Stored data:
========
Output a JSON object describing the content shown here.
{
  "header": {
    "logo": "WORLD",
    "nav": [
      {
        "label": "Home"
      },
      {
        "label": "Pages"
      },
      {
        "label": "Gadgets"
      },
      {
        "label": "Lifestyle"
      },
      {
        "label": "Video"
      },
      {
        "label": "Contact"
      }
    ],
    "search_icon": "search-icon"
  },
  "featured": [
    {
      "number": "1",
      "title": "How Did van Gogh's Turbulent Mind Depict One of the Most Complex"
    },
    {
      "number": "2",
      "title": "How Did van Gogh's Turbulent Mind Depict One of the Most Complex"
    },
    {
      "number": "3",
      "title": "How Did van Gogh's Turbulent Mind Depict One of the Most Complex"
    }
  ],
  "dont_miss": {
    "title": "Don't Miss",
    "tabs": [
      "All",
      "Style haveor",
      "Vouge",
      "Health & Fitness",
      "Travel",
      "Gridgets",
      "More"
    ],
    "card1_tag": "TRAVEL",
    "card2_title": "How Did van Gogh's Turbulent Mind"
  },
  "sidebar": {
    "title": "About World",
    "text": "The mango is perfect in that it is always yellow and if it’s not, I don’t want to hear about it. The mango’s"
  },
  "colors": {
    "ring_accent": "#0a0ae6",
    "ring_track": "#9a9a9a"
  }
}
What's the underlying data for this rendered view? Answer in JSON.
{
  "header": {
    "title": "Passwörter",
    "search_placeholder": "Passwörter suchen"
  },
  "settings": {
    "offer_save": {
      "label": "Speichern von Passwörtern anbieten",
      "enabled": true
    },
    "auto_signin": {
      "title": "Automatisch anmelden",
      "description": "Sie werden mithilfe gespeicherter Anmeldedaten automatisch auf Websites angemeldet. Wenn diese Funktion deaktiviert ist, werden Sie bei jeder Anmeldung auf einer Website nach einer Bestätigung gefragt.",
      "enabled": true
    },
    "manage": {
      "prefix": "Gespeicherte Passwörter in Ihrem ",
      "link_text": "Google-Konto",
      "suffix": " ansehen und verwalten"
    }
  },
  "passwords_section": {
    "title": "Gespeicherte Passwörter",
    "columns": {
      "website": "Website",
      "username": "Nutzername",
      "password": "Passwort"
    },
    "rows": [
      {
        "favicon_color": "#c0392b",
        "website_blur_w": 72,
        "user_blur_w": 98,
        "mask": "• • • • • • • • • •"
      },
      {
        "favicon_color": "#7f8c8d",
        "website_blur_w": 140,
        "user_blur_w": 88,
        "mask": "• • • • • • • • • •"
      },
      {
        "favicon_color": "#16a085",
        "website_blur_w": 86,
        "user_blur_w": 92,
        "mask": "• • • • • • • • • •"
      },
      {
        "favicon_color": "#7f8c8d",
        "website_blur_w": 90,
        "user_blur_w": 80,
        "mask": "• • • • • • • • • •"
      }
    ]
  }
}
========
Could you reproduce every record above exactly as it appears?

Output a JSON object describing the content shown here.
{
  "header": {
    "logo": "WORLD",
    "nav": [
      {
        "label": "Home"
      },
      {
        "label": "Pages"
      },
      {
        "label": "Gadgets"
      },
      {
        "label": "Lifestyle"
      },
      {
        "label": "Video"
      },
      {
        "label": "Contact"
      }
    ],
    "search_icon": "search-icon"
  },
  "featured": [
    {
      "number": "1",
      "title": "How Did van Gogh's Turbulent Mind Depict One of the Most Complex"
    },
    {
      "number": "2",
      "title": "How Did van Gogh's Turbulent Mind Depict One of the Most Complex"
    },
    {
      "number": "3",
      "title": "How Did van Gogh's Turbulent Mind Depict One of the Most Complex"
    }
  ],
  "dont_miss": {
    "title": "Don't Miss",
    "tabs": [
      "All",
      "Style haveor",
      "Vouge",
      "Health & Fitness",
      "Travel",
      "Gridgets",
      "More"
    ],
    "card1_tag": "TRAVEL",
    "card2_title": "How Did van Gogh's Turbulent Mind"
  },
  "sidebar": {
    "title": "About World",
    "text": "The mango is perfect in that it is always yellow and if it’s not, I don’t want to hear about it. The mango’s"
  },
  "colors": {
    "ring_accent": "#0a0ae6",
    "ring_track": "#9a9a9a"
  }
}
What's the underlying data for this rendered view? Answer in JSON.
{
  "header": {
    "title": "Passwörter",
    "search_placeholder": "Passwörter suchen"
  },
  "settings": {
    "offer_save": {
      "label": "Speichern von Passwörtern anbieten",
      "enabled": true
    },
    "auto_signin": {
      "title": "Automatisch anmelden",
      "description": "Sie werden mithilfe gespeicherter Anmeldedaten automatisch auf Websites angemeldet. Wenn diese Funktion deaktiviert ist, werden Sie bei jeder Anmeldung auf einer Website nach einer Bestätigung gefragt.",
      "enabled": true
    },
    "manage": {
      "prefix": "Gespeicherte Passwörter in Ihrem ",
      "link_text": "Google-Konto",
      "suffix": " ansehen und verwalten"
    }
  },
  "passwords_section": {
    "title": "Gespeicherte Passwörter",
    "columns": {
      "website": "Website",
      "username": "Nutzername",
      "password": "Passwort"
    },
    "rows": [
      {
        "favicon_color": "#c0392b",
        "website_blur_w": 72,
        "user_blur_w": 98,
        "mask": "• • • • • • • • • •"
      },
      {
        "favicon_color": "#7f8c8d",
        "website_blur_w": 140,
        "user_blur_w": 88,
        "mask": "• • • • • • • • • •"
      },
      {
        "favicon_color": "#16a085",
        "website_blur_w": 86,
        "user_blur_w": 92,
        "mask": "• • • • • • • • • •"
      },
      {
        "favicon_color": "#7f8c8d",
        "website_blur_w": 90,
        "user_blur_w": 80,
        "mask": "• • • • • • • • • •"
      }
    ]
  }
}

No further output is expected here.